* **Goal**: What follows is a block of records; restate each one word for word.

* **Exercise data**:
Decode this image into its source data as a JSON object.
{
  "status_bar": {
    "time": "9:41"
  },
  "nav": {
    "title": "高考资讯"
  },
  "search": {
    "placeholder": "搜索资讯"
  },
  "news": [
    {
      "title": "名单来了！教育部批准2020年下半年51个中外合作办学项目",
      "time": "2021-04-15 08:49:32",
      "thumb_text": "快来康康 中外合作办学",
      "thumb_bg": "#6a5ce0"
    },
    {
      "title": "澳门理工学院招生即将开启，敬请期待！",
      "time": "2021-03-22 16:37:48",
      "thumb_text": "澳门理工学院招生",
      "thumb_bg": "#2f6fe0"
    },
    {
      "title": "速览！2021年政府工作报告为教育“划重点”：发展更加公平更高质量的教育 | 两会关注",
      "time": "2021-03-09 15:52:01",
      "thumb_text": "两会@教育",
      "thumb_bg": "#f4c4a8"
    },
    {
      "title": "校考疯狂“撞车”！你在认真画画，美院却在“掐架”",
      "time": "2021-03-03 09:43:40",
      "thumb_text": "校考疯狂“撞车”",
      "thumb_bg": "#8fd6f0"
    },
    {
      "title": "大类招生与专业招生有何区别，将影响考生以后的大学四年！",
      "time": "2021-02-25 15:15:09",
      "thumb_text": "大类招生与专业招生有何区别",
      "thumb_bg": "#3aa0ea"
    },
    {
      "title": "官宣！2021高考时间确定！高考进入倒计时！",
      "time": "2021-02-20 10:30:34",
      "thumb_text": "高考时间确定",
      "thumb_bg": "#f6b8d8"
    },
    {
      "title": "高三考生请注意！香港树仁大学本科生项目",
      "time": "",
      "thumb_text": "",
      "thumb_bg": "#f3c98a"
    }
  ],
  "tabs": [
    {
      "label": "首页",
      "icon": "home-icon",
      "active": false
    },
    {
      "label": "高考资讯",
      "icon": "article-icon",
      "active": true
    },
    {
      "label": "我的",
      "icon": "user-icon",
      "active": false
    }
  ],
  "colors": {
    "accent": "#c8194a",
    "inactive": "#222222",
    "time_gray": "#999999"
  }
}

* **Task solution**:
Decode this image into its source data as a JSON object.
{
  "status_bar": {
    "time": "9:41"
  },
  "nav": {
    "title": "高考资讯"
  },
  "search": {
    "placeholder": "搜索资讯"
  },
  "news": [
    {
      "title": "名单来了！教育部批准2020年下半年51个中外合作办学项目",
      "time": "2021-04-15 08:49:32",
      "thumb_text": "快来康康 中外合作办学",
      "thumb_bg": "#6a5ce0"
    },
    {
      "title": "澳门理工学院招生即将开启，敬请期待！",
      "time": "2021-03-22 16:37:48",
      "thumb_text": "澳门理工学院招生",
      "thumb_bg": "#2f6fe0"
    },
    {
      "title": "速览！2021年政府工作报告为教育“划重点”：发展更加公平更高质量的教育 | 两会关注",
      "time": "2021-03-09 15:52:01",
      "thumb_text": "两会@教育",
      "thumb_bg": "#f4c4a8"
    },
    {
      "title": "校考疯狂“撞车”！你在认真画画，美院却在“掐架”",
      "time": "2021-03-03 09:43:40",
      "thumb_text": "校考疯狂“撞车”",
      "thumb_bg": "#8fd6f0"
    },
    {
      "title": "大类招生与专业招生有何区别，将影响考生以后的大学四年！",
      "time": "2021-02-25 15:15:09",
      "thumb_text": "大类招生与专业招生有何区别",
      "thumb_bg": "#3aa0ea"
    },
    {
      "title": "官宣！2021高考时间确定！高考进入倒计时！",
      "time": "2021-02-20 10:30:34",
      "thumb_text": "高考时间确定",
      "thumb_bg": "#f6b8d8"
    },
    {
      "title": "高三考生请注意！香港树仁大学本科生项目",
      "time": "",
      "thumb_text": "",
      "thumb_bg": "#f3c98a"
    }
  ],
  "tabs": [
    {
      "label": "首页",
      "icon": "home-icon",
      "active": false
    },
    {
      "label": "高考资讯",
      "icon": "article-icon",
      "active": true
    },
    {
      "label": "我的",
      "icon": "user-icon",
      "active": false
    }
  ],
  "colors": {
    "accent": "#c8194a",
    "inactive": "#222222",
    "time_gray": "#999999"
  }
}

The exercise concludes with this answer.